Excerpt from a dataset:
====================

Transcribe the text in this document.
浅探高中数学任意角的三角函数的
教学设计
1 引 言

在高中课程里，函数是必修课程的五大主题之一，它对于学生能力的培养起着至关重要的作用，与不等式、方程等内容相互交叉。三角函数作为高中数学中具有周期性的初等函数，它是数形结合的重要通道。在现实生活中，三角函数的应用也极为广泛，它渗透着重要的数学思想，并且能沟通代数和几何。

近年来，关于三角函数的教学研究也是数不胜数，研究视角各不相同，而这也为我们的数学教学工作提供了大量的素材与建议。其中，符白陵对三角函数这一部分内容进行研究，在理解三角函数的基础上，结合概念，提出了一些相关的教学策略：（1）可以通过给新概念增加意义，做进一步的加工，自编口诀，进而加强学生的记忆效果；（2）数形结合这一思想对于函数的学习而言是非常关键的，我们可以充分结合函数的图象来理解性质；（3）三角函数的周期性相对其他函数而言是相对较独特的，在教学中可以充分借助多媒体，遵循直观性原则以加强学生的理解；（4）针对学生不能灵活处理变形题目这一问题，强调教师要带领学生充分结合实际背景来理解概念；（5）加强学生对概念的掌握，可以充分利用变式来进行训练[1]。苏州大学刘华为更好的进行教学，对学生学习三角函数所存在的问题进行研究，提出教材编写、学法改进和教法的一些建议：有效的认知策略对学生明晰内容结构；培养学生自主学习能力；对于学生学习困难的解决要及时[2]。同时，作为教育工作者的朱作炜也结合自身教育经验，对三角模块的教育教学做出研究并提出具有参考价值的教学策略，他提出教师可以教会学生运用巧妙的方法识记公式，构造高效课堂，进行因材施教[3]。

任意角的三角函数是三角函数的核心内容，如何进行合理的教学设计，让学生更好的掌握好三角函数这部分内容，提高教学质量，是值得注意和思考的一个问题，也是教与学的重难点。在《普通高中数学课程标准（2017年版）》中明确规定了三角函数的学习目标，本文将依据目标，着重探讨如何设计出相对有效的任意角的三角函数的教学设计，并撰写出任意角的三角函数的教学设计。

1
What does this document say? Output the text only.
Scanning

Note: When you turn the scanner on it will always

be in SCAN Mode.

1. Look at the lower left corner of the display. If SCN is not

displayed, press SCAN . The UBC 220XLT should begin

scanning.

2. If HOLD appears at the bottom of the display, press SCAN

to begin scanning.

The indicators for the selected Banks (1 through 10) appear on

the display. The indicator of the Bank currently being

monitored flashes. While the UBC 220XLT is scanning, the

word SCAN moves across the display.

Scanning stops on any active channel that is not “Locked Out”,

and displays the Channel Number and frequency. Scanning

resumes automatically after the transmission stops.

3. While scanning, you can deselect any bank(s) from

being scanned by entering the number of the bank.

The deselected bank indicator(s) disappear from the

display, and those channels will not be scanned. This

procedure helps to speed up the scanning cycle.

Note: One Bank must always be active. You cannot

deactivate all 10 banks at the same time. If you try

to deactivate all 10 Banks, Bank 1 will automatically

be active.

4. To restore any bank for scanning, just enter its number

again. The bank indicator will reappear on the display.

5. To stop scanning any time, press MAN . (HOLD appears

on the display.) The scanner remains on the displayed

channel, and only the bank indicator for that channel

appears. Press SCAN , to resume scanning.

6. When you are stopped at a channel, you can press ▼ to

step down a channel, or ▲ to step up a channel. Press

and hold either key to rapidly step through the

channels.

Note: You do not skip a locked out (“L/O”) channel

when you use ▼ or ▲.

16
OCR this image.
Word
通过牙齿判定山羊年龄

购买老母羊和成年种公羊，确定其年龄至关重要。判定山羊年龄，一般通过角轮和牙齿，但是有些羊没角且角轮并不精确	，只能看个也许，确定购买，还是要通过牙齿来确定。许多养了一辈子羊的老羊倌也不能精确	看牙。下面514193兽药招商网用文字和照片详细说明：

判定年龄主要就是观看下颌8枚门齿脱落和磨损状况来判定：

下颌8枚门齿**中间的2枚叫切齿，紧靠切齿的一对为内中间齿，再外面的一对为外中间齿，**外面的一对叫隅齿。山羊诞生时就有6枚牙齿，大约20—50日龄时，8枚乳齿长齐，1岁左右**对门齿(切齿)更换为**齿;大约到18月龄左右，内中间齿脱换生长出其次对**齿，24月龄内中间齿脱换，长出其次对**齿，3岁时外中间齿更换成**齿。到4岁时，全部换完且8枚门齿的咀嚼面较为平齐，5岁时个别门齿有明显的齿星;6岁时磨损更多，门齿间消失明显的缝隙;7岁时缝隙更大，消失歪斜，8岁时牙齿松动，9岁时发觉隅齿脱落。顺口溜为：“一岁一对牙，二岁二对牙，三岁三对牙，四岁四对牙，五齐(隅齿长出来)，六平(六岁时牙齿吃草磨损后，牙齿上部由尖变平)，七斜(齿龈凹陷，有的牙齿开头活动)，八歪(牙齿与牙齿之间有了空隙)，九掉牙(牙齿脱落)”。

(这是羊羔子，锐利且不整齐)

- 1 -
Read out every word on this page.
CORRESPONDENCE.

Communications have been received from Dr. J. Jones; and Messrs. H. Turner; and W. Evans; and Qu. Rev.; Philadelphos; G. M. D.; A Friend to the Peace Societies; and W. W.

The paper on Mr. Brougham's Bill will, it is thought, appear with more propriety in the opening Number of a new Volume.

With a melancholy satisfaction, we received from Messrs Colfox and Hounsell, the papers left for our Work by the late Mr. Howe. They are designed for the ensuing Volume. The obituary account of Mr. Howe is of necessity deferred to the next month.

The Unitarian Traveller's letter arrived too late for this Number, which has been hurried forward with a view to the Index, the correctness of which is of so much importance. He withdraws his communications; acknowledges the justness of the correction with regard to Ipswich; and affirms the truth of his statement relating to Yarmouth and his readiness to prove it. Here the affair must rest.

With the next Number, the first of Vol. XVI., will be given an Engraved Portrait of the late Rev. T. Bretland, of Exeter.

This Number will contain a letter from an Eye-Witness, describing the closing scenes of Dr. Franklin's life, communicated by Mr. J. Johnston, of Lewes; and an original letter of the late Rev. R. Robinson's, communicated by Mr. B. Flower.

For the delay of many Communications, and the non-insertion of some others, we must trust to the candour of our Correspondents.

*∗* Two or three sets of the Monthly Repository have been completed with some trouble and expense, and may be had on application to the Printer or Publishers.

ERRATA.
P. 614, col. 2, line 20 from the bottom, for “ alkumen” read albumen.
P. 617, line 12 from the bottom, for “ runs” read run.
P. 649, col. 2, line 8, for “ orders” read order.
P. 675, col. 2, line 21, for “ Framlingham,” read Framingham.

====================

TASK TO COMPLETE: All entries must be repeated verbatim.

TASK ANSWER:
Transcribe the text in this document.
浅探高中数学任意角的三角函数的
教学设计
1 引 言

在高中课程里，函数是必修课程的五大主题之一，它对于学生能力的培养起着至关重要的作用，与不等式、方程等内容相互交叉。三角函数作为高中数学中具有周期性的初等函数，它是数形结合的重要通道。在现实生活中，三角函数的应用也极为广泛，它渗透着重要的数学思想，并且能沟通代数和几何。

近年来，关于三角函数的教学研究也是数不胜数，研究视角各不相同，而这也为我们的数学教学工作提供了大量的素材与建议。其中，符白陵对三角函数这一部分内容进行研究，在理解三角函数的基础上，结合概念，提出了一些相关的教学策略：（1）可以通过给新概念增加意义，做进一步的加工，自编口诀，进而加强学生的记忆效果；（2）数形结合这一思想对于函数的学习而言是非常关键的，我们可以充分结合函数的图象来理解性质；（3）三角函数的周期性相对其他函数而言是相对较独特的，在教学中可以充分借助多媒体，遵循直观性原则以加强学生的理解；（4）针对学生不能灵活处理变形题目这一问题，强调教师要带领学生充分结合实际背景来理解概念；（5）加强学生对概念的掌握，可以充分利用变式来进行训练[1]。苏州大学刘华为更好的进行教学，对学生学习三角函数所存在的问题进行研究，提出教材编写、学法改进和教法的一些建议：有效的认知策略对学生明晰内容结构；培养学生自主学习能力；对于学生学习困难的解决要及时[2]。同时，作为教育工作者的朱作炜也结合自身教育经验，对三角模块的教育教学做出研究并提出具有参考价值的教学策略，他提出教师可以教会学生运用巧妙的方法识记公式，构造高效课堂，进行因材施教[3]。

任意角的三角函数是三角函数的核心内容，如何进行合理的教学设计，让学生更好的掌握好三角函数这部分内容，提高教学质量，是值得注意和思考的一个问题，也是教与学的重难点。在《普通高中数学课程标准（2017年版）》中明确规定了三角函数的学习目标，本文将依据目标，着重探讨如何设计出相对有效的任意角的三角函数的教学设计，并撰写出任意角的三角函数的教学设计。

1
What does this document say? Output the text only.
Scanning

Note: When you turn the scanner on it will always

be in SCAN Mode.

1. Look at the lower left corner of the display. If SCN is not

displayed, press SCAN . The UBC 220XLT should begin

scanning.

2. If HOLD appears at the bottom of the display, press SCAN

to begin scanning.

The indicators for the selected Banks (1 through 10) appear on

the display. The indicator of the Bank currently being

monitored flashes. While the UBC 220XLT is scanning, the

word SCAN moves across the display.

Scanning stops on any active channel that is not “Locked Out”,

and displays the Channel Number and frequency. Scanning

resumes automatically after the transmission stops.

3. While scanning, you can deselect any bank(s) from

being scanned by entering the number of the bank.

The deselected bank indicator(s) disappear from the

display, and those channels will not be scanned. This

procedure helps to speed up the scanning cycle.

Note: One Bank must always be active. You cannot

deactivate all 10 banks at the same time. If you try

to deactivate all 10 Banks, Bank 1 will automatically

be active.

4. To restore any bank for scanning, just enter its number

again. The bank indicator will reappear on the display.

5. To stop scanning any time, press MAN . (HOLD appears

on the display.) The scanner remains on the displayed

channel, and only the bank indicator for that channel

appears. Press SCAN , to resume scanning.

6. When you are stopped at a channel, you can press ▼ to

step down a channel, or ▲ to step up a channel. Press

and hold either key to rapidly step through the

channels.

Note: You do not skip a locked out (“L/O”) channel

when you use ▼ or ▲.

16
OCR this image.
Word
通过牙齿判定山羊年龄

购买老母羊和成年种公羊，确定其年龄至关重要。判定山羊年龄，一般通过角轮和牙齿，但是有些羊没角且角轮并不精确	，只能看个也许，确定购买，还是要通过牙齿来确定。许多养了一辈子羊的老羊倌也不能精确	看牙。下面514193兽药招商网用文字和照片详细说明：

判定年龄主要就是观看下颌8枚门齿脱落和磨损状况来判定：

下颌8枚门齿**中间的2枚叫切齿，紧靠切齿的一对为内中间齿，再外面的一对为外中间齿，**外面的一对叫隅齿。山羊诞生时就有6枚牙齿，大约20—50日龄时，8枚乳齿长齐，1岁左右**对门齿(切齿)更换为**齿;大约到18月龄左右，内中间齿脱换生长出其次对**齿，24月龄内中间齿脱换，长出其次对**齿，3岁时外中间齿更换成**齿。到4岁时，全部换完且8枚门齿的咀嚼面较为平齐，5岁时个别门齿有明显的齿星;6岁时磨损更多，门齿间消失明显的缝隙;7岁时缝隙更大，消失歪斜，8岁时牙齿松动，9岁时发觉隅齿脱落。顺口溜为：“一岁一对牙，二岁二对牙，三岁三对牙，四岁四对牙，五齐(隅齿长出来)，六平(六岁时牙齿吃草磨损后，牙齿上部由尖变平)，七斜(齿龈凹陷，有的牙齿开头活动)，八歪(牙齿与牙齿之间有了空隙)，九掉牙(牙齿脱落)”。

(这是羊羔子，锐利且不整齐)

- 1 -
Read out every word on this page.
CORRESPONDENCE.

Communications have been received from Dr. J. Jones; and Messrs. H. Turner; and W. Evans; and Qu. Rev.; Philadelphos; G. M. D.; A Friend to the Peace Societies; and W. W.

The paper on Mr. Brougham's Bill will, it is thought, appear with more propriety in the opening Number of a new Volume.

With a melancholy satisfaction, we received from Messrs Colfox and Hounsell, the papers left for our Work by the late Mr. Howe. They are designed for the ensuing Volume. The obituary account of Mr. Howe is of necessity deferred to the next month.

The Unitarian Traveller's letter arrived too late for this Number, which has been hurried forward with a view to the Index, the correctness of which is of so much importance. He withdraws his communications; acknowledges the justness of the correction with regard to Ipswich; and affirms the truth of his statement relating to Yarmouth and his readiness to prove it. Here the affair must rest.

With the next Number, the first of Vol. XVI., will be given an Engraved Portrait of the late Rev. T. Bretland, of Exeter.

This Number will contain a letter from an Eye-Witness, describing the closing scenes of Dr. Franklin's life, communicated by Mr. J. Johnston, of Lewes; and an original letter of the late Rev. R. Robinson's, communicated by Mr. B. Flower.

For the delay of many Communications, and the non-insertion of some others, we must trust to the candour of our Correspondents.

*∗* Two or three sets of the Monthly Repository have been completed with some trouble and expense, and may be had on application to the Printer or Publishers.

ERRATA.
P. 614, col. 2, line 20 from the bottom, for “ alkumen” read albumen.
P. 617, line 12 from the bottom, for “ runs” read run.
P. 649, col. 2, line 8, for “ orders” read order.
P. 675, col. 2, line 21, for “ Framlingham,” read Framingham.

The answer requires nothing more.